• PROBLEM: Below, find each line holding "good" and state how many there are, using the number alone.
## begin
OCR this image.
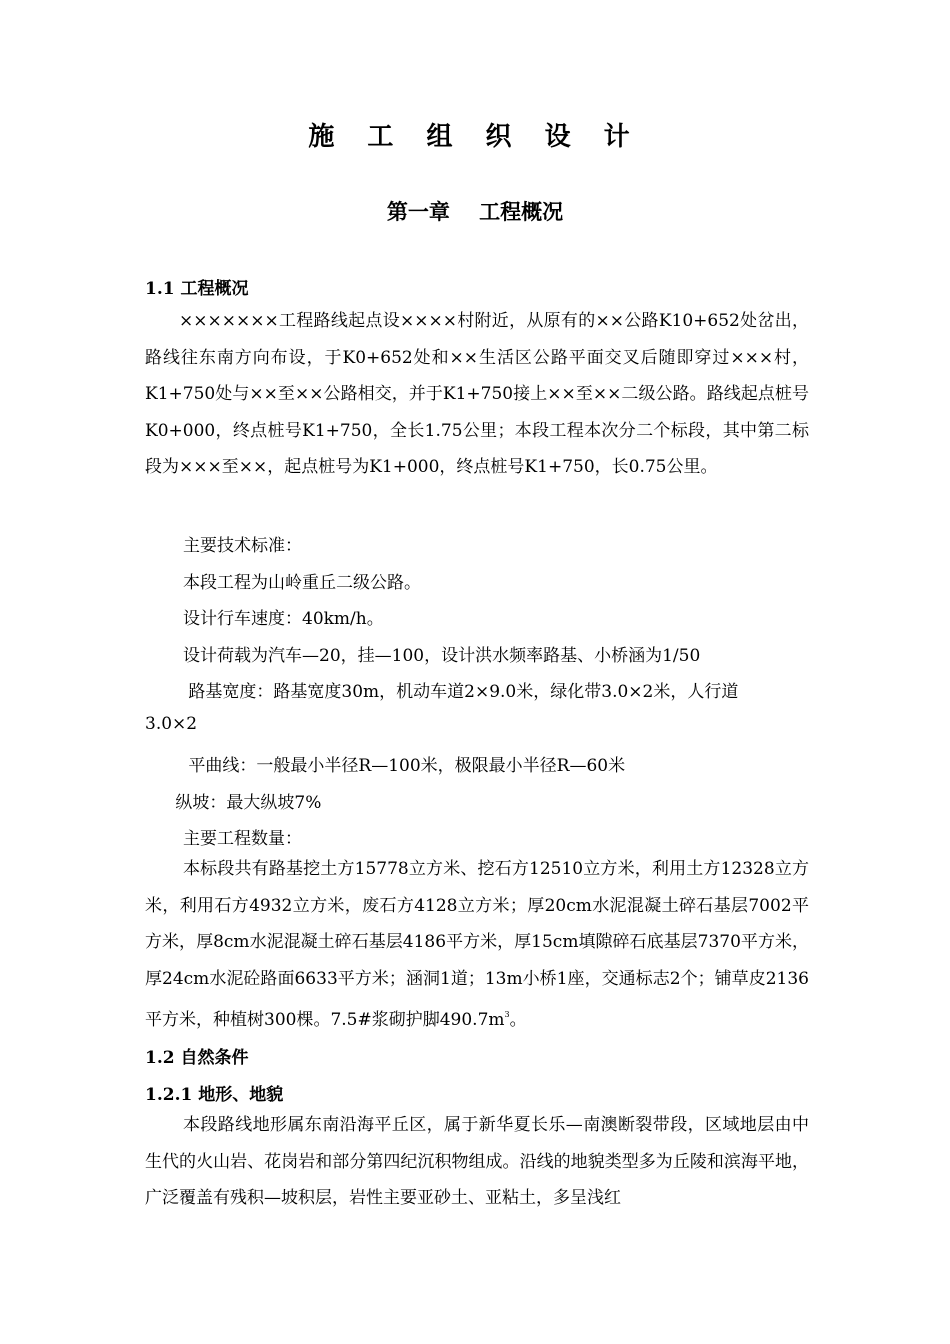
施 工 组 织 设 计
第一章    工程概况
1.1 工程概况
×××××××工程路线起点设××××村附近，从原有的××公路K10+652处岔出，路线往东南方向布设，于K0+652处和××生活区公路平面交叉后随即穿过×××村，K1+750处与××至××公路相交，并于K1+750接上××至××二级公路。路线起点桩号K0+000，终点桩号K1+750，全长1.75公里；本段工程本次分二个标段，其中第二标段为×××至××，起点桩号为K1+000，终点桩号K1+750，长0.75公里。
主要技术标准：
本段工程为山岭重丘二级公路。
设计行车速度：40km/h。
设计荷载为汽车—20，挂—100，设计洪水频率路基、小桥涵为1/50
路基宽度：路基宽度30m，机动车道2×9.0米，绿化带3.0×2米，人行道
3.0×2
平曲线：一般最小半径R—100米，极限最小半径R—60米
纵坡：最大纵坡7%
主要工程数量：
本标段共有路基挖土方15778立方米、挖石方12510立方米，利用土方12328立方米，利用石方4932立方米，废石方4128立方米；厚20cm水泥混凝土碎石基层7002平方米，厚8cm水泥混凝土碎石基层4186平方米，厚15cm填隙碎石底基层7370平方米，厚24cm水泥砼路面6633平方米；涵洞1道；13m小桥1座，交通标志2个；铺草皮2136平方米，种植树300棵。7.5#浆砌护脚$490.7m^3$。
1.2 自然条件
1.2.1 地形、地貌
本段路线地形属东南沿海平丘区，属于新华夏长乐—南澳断裂带段，区域地层由中生代的火山岩、花岗岩和部分第四纪沉积物组成。沿线的地貌类型多为丘陵和滨海平地，广泛覆盖有残积—坡积层，岩性主要亚砂土、亚粘土，多呈浅红
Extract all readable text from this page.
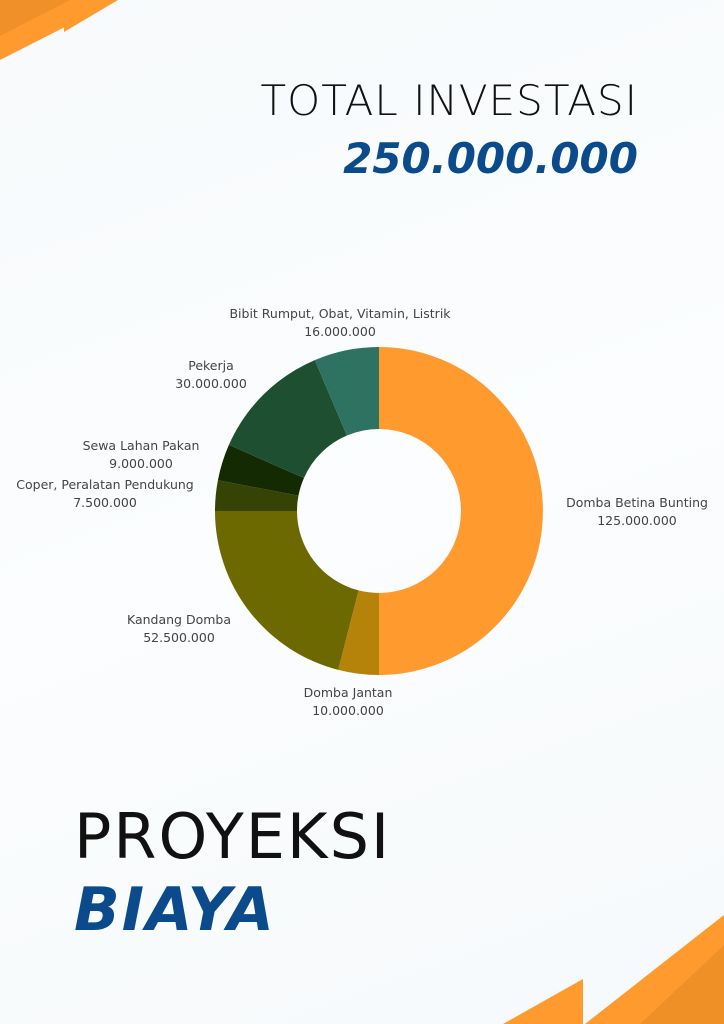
TOTAL INVESTASI
250.000.000
Domba Betina Bunting
125.000.000
Domba Jantan
10.000.000
Kandang Domba
52.500.000
Coper, Peralatan Pendukung
7.500.000
Sewa Lahan Pakan
9.000.000
Pekerja
30.000.000
Bibit Rumput, Obat, Vitamin, Listrik
16.000.000
PROYEKSI
BIAYA
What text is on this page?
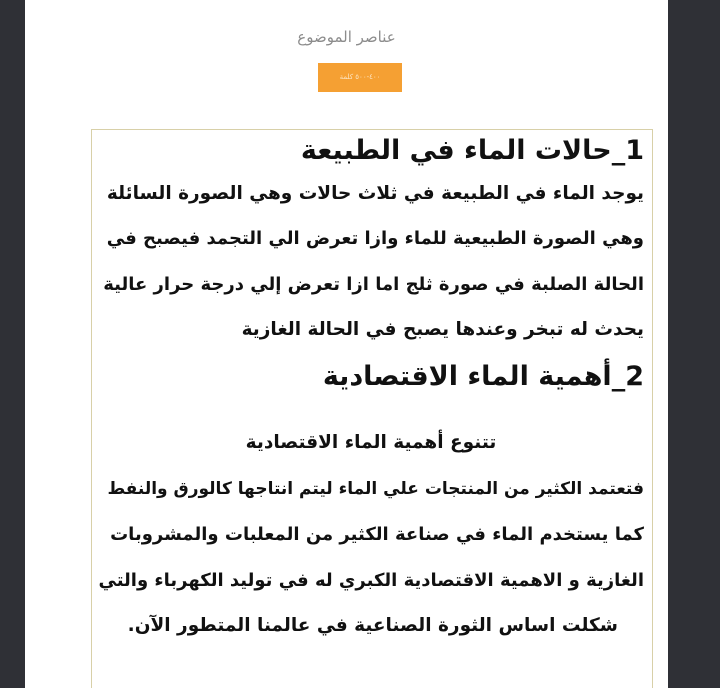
عناصر الموضوع
٤٠٠-٥٠٠ كلمة
1_حالات الماء في الطبيعة
يوجد الماء في الطبيعة في ثلاث حالات وهي الصورة السائلة
وهي الصورة الطبيعية للماء وازا تعرض الي التجمد فيصبح في
الحالة الصلبة في صورة ثلج اما ازا تعرض إلي درجة حرار عالية
يحدث له تبخر وعندها يصبح في الحالة الغازية
2_أهمية الماء الاقتصادية
تتنوع أهمية الماء الاقتصادية
فتعتمد الكثير من المنتجات علي الماء ليتم انتاجها كالورق والنفط
كما يستخدم الماء في صناعة الكثير من المعلبات والمشروبات
الغازية و الاهمية الاقتصادية الكبري له في توليد الكهرباء والتي
شكلت اساس الثورة الصناعية في عالمنا المتطور الآن.
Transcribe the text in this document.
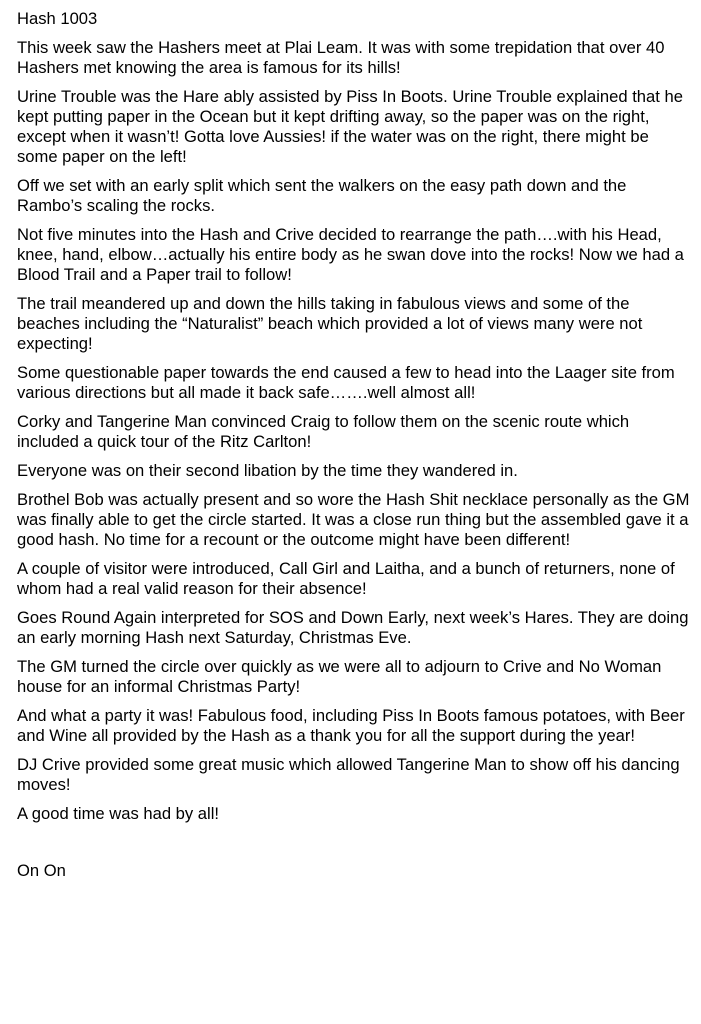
Hash 1003
This week saw the Hashers meet at Plai Leam. It was with some trepidation that over 40 Hashers met knowing the area is famous for its hills!
Urine Trouble was the Hare ably assisted by Piss In Boots. Urine Trouble explained that he kept putting paper in the Ocean but it kept drifting away, so the paper was on the right, except when it wasn’t! Gotta love Aussies! if the water was on the right, there might be some paper on the left!
Off we set with an early split which sent the walkers on the easy path down and the Rambo’s scaling the rocks.
Not five minutes into the Hash and Crive decided to rearrange the path….with his Head, knee, hand, elbow…actually his entire body as he swan dove into the rocks! Now we had a Blood Trail and a Paper trail to follow!
The trail meandered up and down the hills taking in fabulous views and some of the beaches including the “Naturalist” beach which provided a lot of views many were not expecting!
Some questionable paper towards the end caused a few to head into the Laager site from various directions but all made it back safe…….well almost all!
Corky and Tangerine Man convinced Craig to follow them on the scenic route which included a quick tour of the Ritz Carlton!
Everyone was on their second libation by the time they wandered in.
Brothel Bob was actually present and so wore the Hash Shit necklace personally as the GM was finally able to get the circle started. It was a close run thing but the assembled gave it a good hash. No time for a recount or the outcome might have been different!
A couple of visitor were introduced, Call Girl and Laitha, and a bunch of returners, none of whom had a real valid reason for their absence!
Goes Round Again interpreted for SOS and Down Early, next week’s Hares. They are doing an early morning Hash next Saturday, Christmas Eve.
The GM turned the circle over quickly as we were all to adjourn to Crive and No Woman house for an informal Christmas Party!
And what a party it was! Fabulous food, including Piss In Boots famous potatoes, with Beer and Wine all provided by the Hash as a thank you for all the support during the year!
DJ Crive provided some great music which allowed Tangerine Man to show off his dancing moves!
A good time was had by all!
On On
## end
• EXERCISE SOLUTION: 2